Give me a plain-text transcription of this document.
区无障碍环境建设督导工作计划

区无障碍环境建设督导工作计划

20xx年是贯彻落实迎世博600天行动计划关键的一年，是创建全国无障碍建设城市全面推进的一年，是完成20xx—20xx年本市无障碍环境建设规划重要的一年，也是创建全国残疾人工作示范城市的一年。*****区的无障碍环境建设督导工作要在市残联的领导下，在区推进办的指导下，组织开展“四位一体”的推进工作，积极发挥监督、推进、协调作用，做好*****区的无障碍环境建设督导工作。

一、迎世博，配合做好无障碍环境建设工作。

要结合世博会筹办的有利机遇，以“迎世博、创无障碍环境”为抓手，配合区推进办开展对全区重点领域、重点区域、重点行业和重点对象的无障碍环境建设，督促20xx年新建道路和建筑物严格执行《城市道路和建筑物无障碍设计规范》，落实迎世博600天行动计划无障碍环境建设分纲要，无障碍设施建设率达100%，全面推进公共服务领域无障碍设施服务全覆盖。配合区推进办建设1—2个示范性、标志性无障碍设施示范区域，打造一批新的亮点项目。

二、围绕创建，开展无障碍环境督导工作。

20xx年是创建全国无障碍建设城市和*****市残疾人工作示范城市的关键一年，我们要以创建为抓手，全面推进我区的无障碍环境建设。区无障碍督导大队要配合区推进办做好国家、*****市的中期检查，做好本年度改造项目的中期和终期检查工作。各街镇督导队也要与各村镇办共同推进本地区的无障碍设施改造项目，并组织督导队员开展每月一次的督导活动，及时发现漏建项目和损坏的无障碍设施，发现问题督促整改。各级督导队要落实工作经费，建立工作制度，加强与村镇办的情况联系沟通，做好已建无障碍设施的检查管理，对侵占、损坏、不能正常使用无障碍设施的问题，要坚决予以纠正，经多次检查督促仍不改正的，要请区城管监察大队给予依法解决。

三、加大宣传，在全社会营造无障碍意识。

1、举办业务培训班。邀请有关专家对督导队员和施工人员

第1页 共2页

::::

Repeat the data above, word for word.

Give me a plain-text transcription of this document.
区无障碍环境建设督导工作计划

区无障碍环境建设督导工作计划

20xx年是贯彻落实迎世博600天行动计划关键的一年，是创建全国无障碍建设城市全面推进的一年，是完成20xx—20xx年本市无障碍环境建设规划重要的一年，也是创建全国残疾人工作示范城市的一年。*****区的无障碍环境建设督导工作要在市残联的领导下，在区推进办的指导下，组织开展“四位一体”的推进工作，积极发挥监督、推进、协调作用，做好*****区的无障碍环境建设督导工作。

一、迎世博，配合做好无障碍环境建设工作。

要结合世博会筹办的有利机遇，以“迎世博、创无障碍环境”为抓手，配合区推进办开展对全区重点领域、重点区域、重点行业和重点对象的无障碍环境建设，督促20xx年新建道路和建筑物严格执行《城市道路和建筑物无障碍设计规范》，落实迎世博600天行动计划无障碍环境建设分纲要，无障碍设施建设率达100%，全面推进公共服务领域无障碍设施服务全覆盖。配合区推进办建设1—2个示范性、标志性无障碍设施示范区域，打造一批新的亮点项目。

二、围绕创建，开展无障碍环境督导工作。

20xx年是创建全国无障碍建设城市和*****市残疾人工作示范城市的关键一年，我们要以创建为抓手，全面推进我区的无障碍环境建设。区无障碍督导大队要配合区推进办做好国家、*****市的中期检查，做好本年度改造项目的中期和终期检查工作。各街镇督导队也要与各村镇办共同推进本地区的无障碍设施改造项目，并组织督导队员开展每月一次的督导活动，及时发现漏建项目和损坏的无障碍设施，发现问题督促整改。各级督导队要落实工作经费，建立工作制度，加强与村镇办的情况联系沟通，做好已建无障碍设施的检查管理，对侵占、损坏、不能正常使用无障碍设施的问题，要坚决予以纠正，经多次检查督促仍不改正的，要请区城管监察大队给予依法解决。

三、加大宣传，在全社会营造无障碍意识。

1、举办业务培训班。邀请有关专家对督导队员和施工人员

第1页 共2页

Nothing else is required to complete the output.